The problem: For the copy, please give all of the data again exactly and leave the pictures out.

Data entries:

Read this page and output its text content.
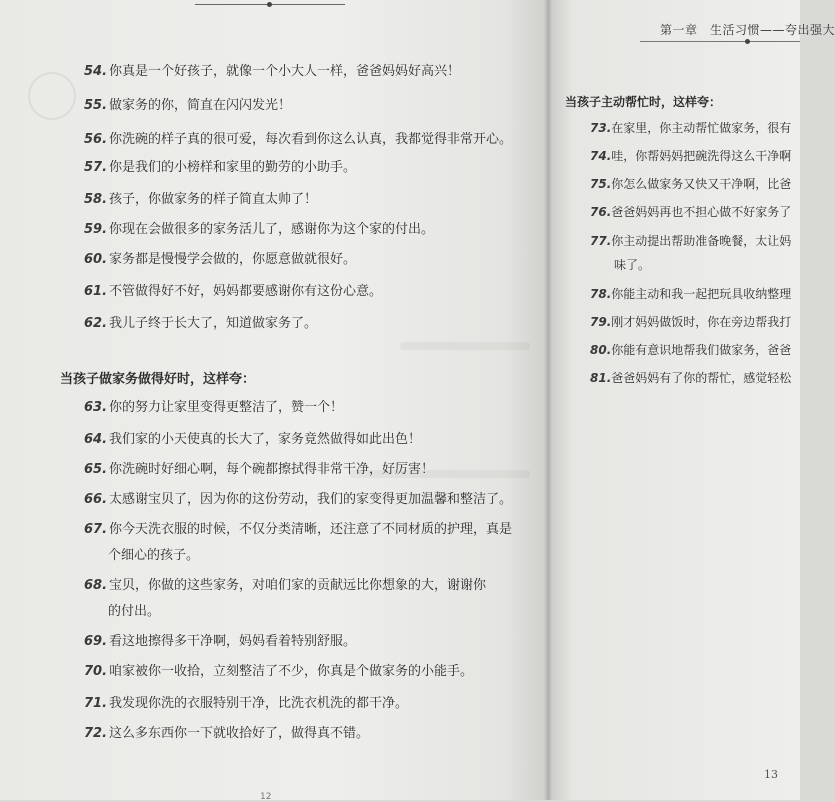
54. 你真是一个好孩子，就像一个小大人一样，爸爸妈妈好高兴！
55. 做家务的你，简直在闪闪发光！
56. 你洗碗的样子真的很可爱，每次看到你这么认真，我都觉得非常开心。
57. 你是我们的小榜样和家里的勤劳的小助手。
58. 孩子，你做家务的样子简直太帅了！
59. 你现在会做很多的家务活儿了，感谢你为这个家的付出。
60. 家务都是慢慢学会做的，你愿意做就很好。
61. 不管做得好不好，妈妈都要感谢你有这份心意。
62. 我儿子终于长大了，知道做家务了。
当孩子做家务做得好时，这样夸：
63. 你的努力让家里变得更整洁了，赞一个！
64. 我们家的小天使真的长大了，家务竟然做得如此出色！
65. 你洗碗时好细心啊，每个碗都擦拭得非常干净，好厉害！
66. 太感谢宝贝了，因为你的这份劳动，我们的家变得更加温馨和整洁了。
67. 你今天洗衣服的时候，不仅分类清晰，还注意了不同材质的护理，真是
个细心的孩子。
68. 宝贝，你做的这些家务，对咱们家的贡献远比你想象的大，谢谢你
的付出。
69. 看这地擦得多干净啊，妈妈看着特别舒服。
70. 咱家被你一收拾，立刻整洁了不少，你真是个做家务的小能手。
71. 我发现你洗的衣服特别干净，比洗衣机洗的都干净。
72. 这么多东西你一下就收拾好了，做得真不错。
12
第一章　生活习惯——夸出强大
当孩子主动帮忙时，这样夸：
73.在家里，你主动帮忙做家务，很有
74.哇，你帮妈妈把碗洗得这么干净啊
75.你怎么做家务又快又干净啊，比爸
76.爸爸妈妈再也不担心做不好家务了
77.你主动提出帮助准备晚餐，太让妈
味了。
78.你能主动和我一起把玩具收纳整理
79.刚才妈妈做饭时，你在旁边帮我打
80.你能有意识地帮我们做家务，爸爸
81.爸爸妈妈有了你的帮忙，感觉轻松
13
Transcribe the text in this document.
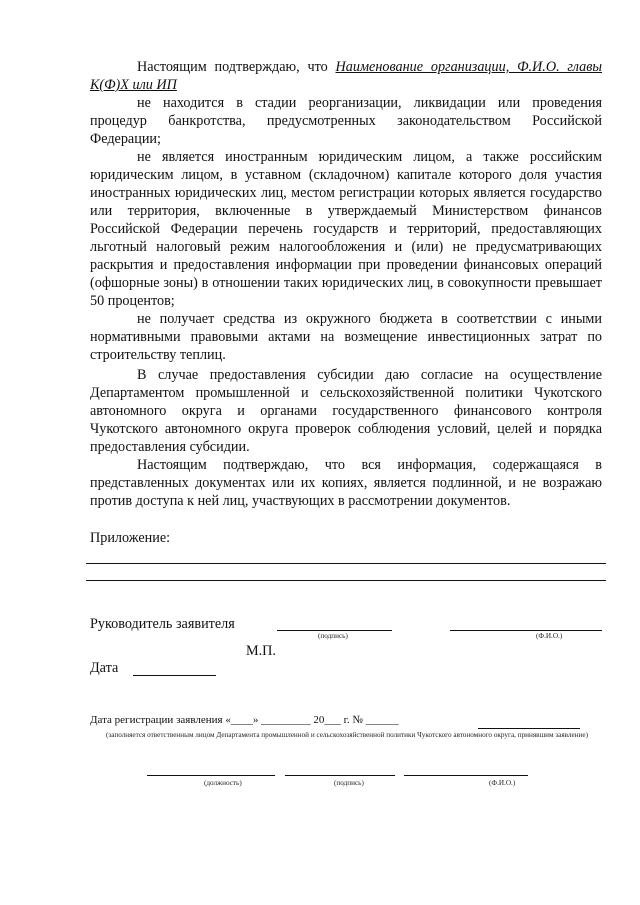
Настоящим подтверждаю, что Наименование организации, Ф.И.О. главы К(Ф)Х или ИП

не находится в стадии реорганизации, ликвидации или проведения процедур банкротства, предусмотренных законодательством Российской Федерации;

не является иностранным юридическим лицом, а также российским юридическим лицом, в уставном (складочном) капитале которого доля участия иностранных юридических лиц, местом регистрации которых является государство или территория, включенные в утверждаемый Министерством финансов Российской Федерации перечень государств и территорий, предоставляющих льготный налоговый режим налогообложения и (или) не предусматривающих раскрытия и предоставления информации при проведении финансовых операций (офшорные зоны) в отношении таких юридических лиц, в совокупности превышает 50 процентов;

не получает средства из окружного бюджета в соответствии с иными нормативными правовыми актами на возмещение инвестиционных затрат по строительству теплиц.

В случае предоставления субсидии даю согласие на осуществление Департаментом промышленной и сельскохозяйственной политики Чукотского автономного округа и органами государственного финансового контроля Чукотского автономного округа проверок соблюдения условий, целей и порядка предоставления субсидии.

Настоящим подтверждаю, что вся информация, содержащаяся в представленных документах или их копиях, является подлинной, и не возражаю против доступа к ней лиц, участвующих в рассмотрении документов.

Приложение:
Руководитель заявителя
(подпись)	(Ф.И.О.)
М.П.
Дата
Дата регистрации заявления «____» _________ 20___ г. № ______
(заполняется ответственным лицом Департамента промышленной и сельскохозяйственной политики Чукотского автономного округа, принявшим заявление)
(должность)	(подпись)	(Ф.И.О.)
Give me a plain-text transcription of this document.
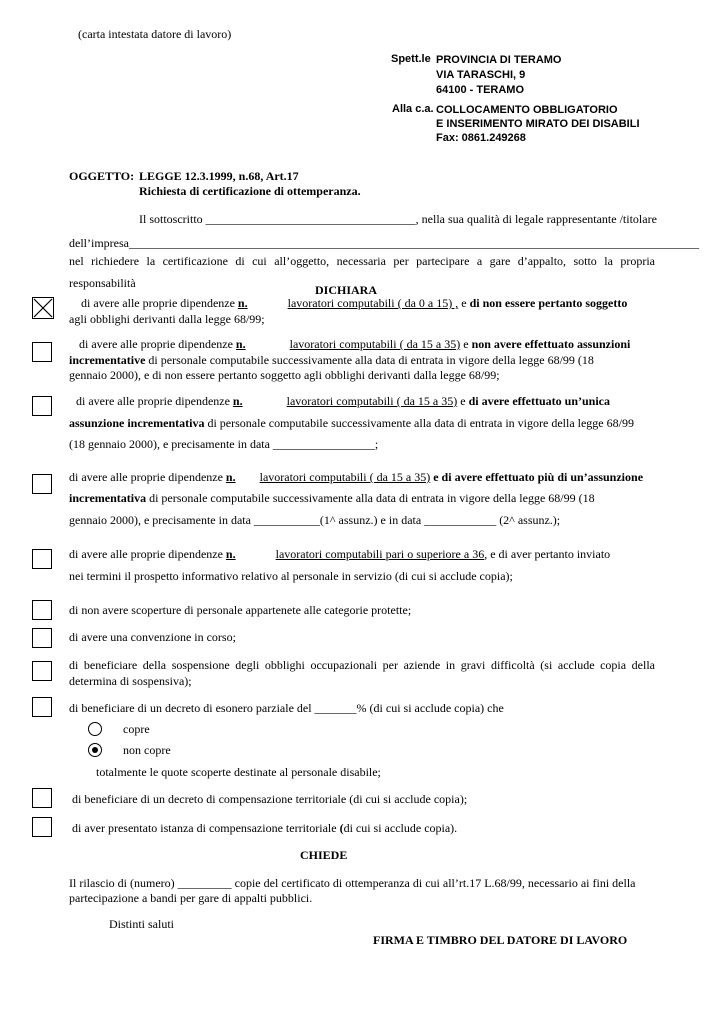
(carta intestata datore di lavoro)
Spett.le PROVINCIA DI TERAMO
VIA TARASCHI, 9
64100 - TERAMO
Alla c.a. COLLOCAMENTO OBBLIGATORIO
E INSERIMENTO MIRATO DEI DISABILI
Fax: 0861.249268
OGGETTO: LEGGE 12.3.1999, n.68, Art.17
Richiesta di certificazione di ottemperanza.
Il sottoscritto ___________________________________, nella sua qualità di legale rappresentante /titolare
dell’impresa_______________________________________________________________________________________________
nel richiedere la certificazione di cui all’oggetto, necessaria per partecipare a gare d’appalto, sotto la propria
responsabilità	DICHIARA
di avere alle proprie dipendenze n.	lavoratori computabili ( da 0 a 15) , e di non essere pertanto soggetto
agli obblighi derivanti dalla legge 68/99;
di avere alle proprie dipendenze n.	lavoratori computabili ( da 15 a 35) e non avere effettuato assunzioni
incrementative di personale computabile successivamente alla data di entrata in vigore della legge 68/99 (18
gennaio 2000), e di non essere pertanto soggetto agli obblighi derivanti dalla legge 68/99;
di avere alle proprie dipendenze n.	lavoratori computabili ( da 15 a 35) e di avere effettuato un’unica
assunzione incrementativa di personale computabile successivamente alla data di entrata in vigore della legge 68/99
(18 gennaio 2000), e precisamente in data _________________;
di avere alle proprie dipendenze n. lavoratori computabili ( da 15 a 35) e di avere effettuato più di un’assunzione
incrementativa di personale computabile successivamente alla data di entrata in vigore della legge 68/99 (18
gennaio 2000), e precisamente in data ___________(1^ assunz.) e in data ____________ (2^ assunz.);
di avere alle proprie dipendenze n.	lavoratori computabili pari o superiore a 36, e di aver pertanto inviato
nei termini il prospetto informativo relativo al personale in servizio (di cui si acclude copia);
di non avere scoperture di personale appartenete alle categorie protette;
di avere una convenzione in corso;
di beneficiare della sospensione degli obblighi occupazionali per aziende in gravi difficoltà (si acclude copia della
determina di sospensiva);
di beneficiare di un decreto di esonero parziale del _______% (di cui si acclude copia) che
copre
non copre
totalmente le quote scoperte destinate al personale disabile;
di beneficiare di un decreto di compensazione territoriale (di cui si acclude copia);
di aver presentato istanza di compensazione territoriale (di cui si acclude copia).
CHIEDE
Il rilascio di (numero) _________ copie del certificato di ottemperanza di cui all’rt.17 L.68/99, necessario ai fini della
partecipazione a bandi per gare di appalti pubblici.
Distinti saluti
FIRMA E TIMBRO DEL DATORE DI LAVORO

Reply to the task:
Read this page and output its text content.
54. 你真是一个好孩子，就像一个小大人一样，爸爸妈妈好高兴！
55. 做家务的你，简直在闪闪发光！
56. 你洗碗的样子真的很可爱，每次看到你这么认真，我都觉得非常开心。
57. 你是我们的小榜样和家里的勤劳的小助手。
58. 孩子，你做家务的样子简直太帅了！
59. 你现在会做很多的家务活儿了，感谢你为这个家的付出。
60. 家务都是慢慢学会做的，你愿意做就很好。
61. 不管做得好不好，妈妈都要感谢你有这份心意。
62. 我儿子终于长大了，知道做家务了。
当孩子做家务做得好时，这样夸：
63. 你的努力让家里变得更整洁了，赞一个！
64. 我们家的小天使真的长大了，家务竟然做得如此出色！
65. 你洗碗时好细心啊，每个碗都擦拭得非常干净，好厉害！
66. 太感谢宝贝了，因为你的这份劳动，我们的家变得更加温馨和整洁了。
67. 你今天洗衣服的时候，不仅分类清晰，还注意了不同材质的护理，真是
个细心的孩子。
68. 宝贝，你做的这些家务，对咱们家的贡献远比你想象的大，谢谢你
的付出。
69. 看这地擦得多干净啊，妈妈看着特别舒服。
70. 咱家被你一收拾，立刻整洁了不少，你真是个做家务的小能手。
71. 我发现你洗的衣服特别干净，比洗衣机洗的都干净。
72. 这么多东西你一下就收拾好了，做得真不错。
12
第一章　生活习惯——夸出强大
当孩子主动帮忙时，这样夸：
73.在家里，你主动帮忙做家务，很有
74.哇，你帮妈妈把碗洗得这么干净啊
75.你怎么做家务又快又干净啊，比爸
76.爸爸妈妈再也不担心做不好家务了
77.你主动提出帮助准备晚餐，太让妈
味了。
78.你能主动和我一起把玩具收纳整理
79.刚才妈妈做饭时，你在旁边帮我打
80.你能有意识地帮我们做家务，爸爸
81.爸爸妈妈有了你的帮忙，感觉轻松
13
Transcribe the text in this document.
Настоящим подтверждаю, что Наименование организации, Ф.И.О. главы К(Ф)Х или ИП

не находится в стадии реорганизации, ликвидации или проведения процедур банкротства, предусмотренных законодательством Российской Федерации;

не является иностранным юридическим лицом, а также российским юридическим лицом, в уставном (складочном) капитале которого доля участия иностранных юридических лиц, местом регистрации которых является государство или территория, включенные в утверждаемый Министерством финансов Российской Федерации перечень государств и территорий, предоставляющих льготный налоговый режим налогообложения и (или) не предусматривающих раскрытия и предоставления информации при проведении финансовых операций (офшорные зоны) в отношении таких юридических лиц, в совокупности превышает 50 процентов;

не получает средства из окружного бюджета в соответствии с иными нормативными правовыми актами на возмещение инвестиционных затрат по строительству теплиц.

В случае предоставления субсидии даю согласие на осуществление Департаментом промышленной и сельскохозяйственной политики Чукотского автономного округа и органами государственного финансового контроля Чукотского автономного округа проверок соблюдения условий, целей и порядка предоставления субсидии.

Настоящим подтверждаю, что вся информация, содержащаяся в представленных документах или их копиях, является подлинной, и не возражаю против доступа к ней лиц, участвующих в рассмотрении документов.

Приложение:
Руководитель заявителя
(подпись)	(Ф.И.О.)
М.П.
Дата
Дата регистрации заявления «____» _________ 20___ г. № ______
(заполняется ответственным лицом Департамента промышленной и сельскохозяйственной политики Чукотского автономного округа, принявшим заявление)
(должность)	(подпись)	(Ф.И.О.)
Give me a plain-text transcription of this document.
(carta intestata datore di lavoro)
Spett.le PROVINCIA DI TERAMO
VIA TARASCHI, 9
64100 - TERAMO
Alla c.a. COLLOCAMENTO OBBLIGATORIO
E INSERIMENTO MIRATO DEI DISABILI
Fax: 0861.249268
OGGETTO: LEGGE 12.3.1999, n.68, Art.17
Richiesta di certificazione di ottemperanza.
Il sottoscritto ___________________________________, nella sua qualità di legale rappresentante /titolare
dell’impresa_______________________________________________________________________________________________
nel richiedere la certificazione di cui all’oggetto, necessaria per partecipare a gare d’appalto, sotto la propria
responsabilità	DICHIARA
di avere alle proprie dipendenze n.	lavoratori computabili ( da 0 a 15) , e di non essere pertanto soggetto
agli obblighi derivanti dalla legge 68/99;
di avere alle proprie dipendenze n.	lavoratori computabili ( da 15 a 35) e non avere effettuato assunzioni
incrementative di personale computabile successivamente alla data di entrata in vigore della legge 68/99 (18
gennaio 2000), e di non essere pertanto soggetto agli obblighi derivanti dalla legge 68/99;
di avere alle proprie dipendenze n.	lavoratori computabili ( da 15 a 35) e di avere effettuato un’unica
assunzione incrementativa di personale computabile successivamente alla data di entrata in vigore della legge 68/99
(18 gennaio 2000), e precisamente in data _________________;
di avere alle proprie dipendenze n. lavoratori computabili ( da 15 a 35) e di avere effettuato più di un’assunzione
incrementativa di personale computabile successivamente alla data di entrata in vigore della legge 68/99 (18
gennaio 2000), e precisamente in data ___________(1^ assunz.) e in data ____________ (2^ assunz.);
di avere alle proprie dipendenze n.	lavoratori computabili pari o superiore a 36, e di aver pertanto inviato
nei termini il prospetto informativo relativo al personale in servizio (di cui si acclude copia);
di non avere scoperture di personale appartenete alle categorie protette;
di avere una convenzione in corso;
di beneficiare della sospensione degli obblighi occupazionali per aziende in gravi difficoltà (si acclude copia della
determina di sospensiva);
di beneficiare di un decreto di esonero parziale del _______% (di cui si acclude copia) che
copre
non copre
totalmente le quote scoperte destinate al personale disabile;
di beneficiare di un decreto di compensazione territoriale (di cui si acclude copia);
di aver presentato istanza di compensazione territoriale (di cui si acclude copia).
CHIEDE
Il rilascio di (numero) _________ copie del certificato di ottemperanza di cui all’rt.17 L.68/99, necessario ai fini della
partecipazione a bandi per gare di appalti pubblici.
Distinti saluti
FIRMA E TIMBRO DEL DATORE DI LAVORO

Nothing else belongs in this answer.